> _EXERCISE DETAILS_: Everything in the listing except the pictures should be written out exactly.

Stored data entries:
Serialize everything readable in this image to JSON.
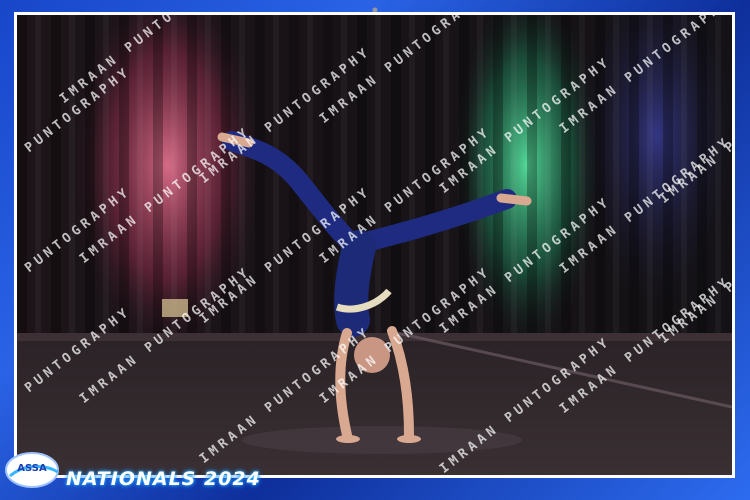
{
  "watermark_text": "IMRAAN PUNTOGRAPHY",
  "footer": {
    "title": "NATIONALS 2024",
    "logo_text": "ASSA"
  },
  "colors": {
    "frame_blue": "#1846c9",
    "stage_red_light": "#d05a7a",
    "stage_green_light": "#3fd28a",
    "costume_navy": "#1c2a78",
    "title_glow": "#2ec3ff"
  }
}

> _CORRECT RESPONSE_:
Serialize everything readable in this image to JSON.
{
  "watermark_text": "IMRAAN PUNTOGRAPHY",
  "footer": {
    "title": "NATIONALS 2024",
    "logo_text": "ASSA"
  },
  "colors": {
    "frame_blue": "#1846c9",
    "stage_red_light": "#d05a7a",
    "stage_green_light": "#3fd28a",
    "costume_navy": "#1c2a78",
    "title_glow": "#2ec3ff"
  }
}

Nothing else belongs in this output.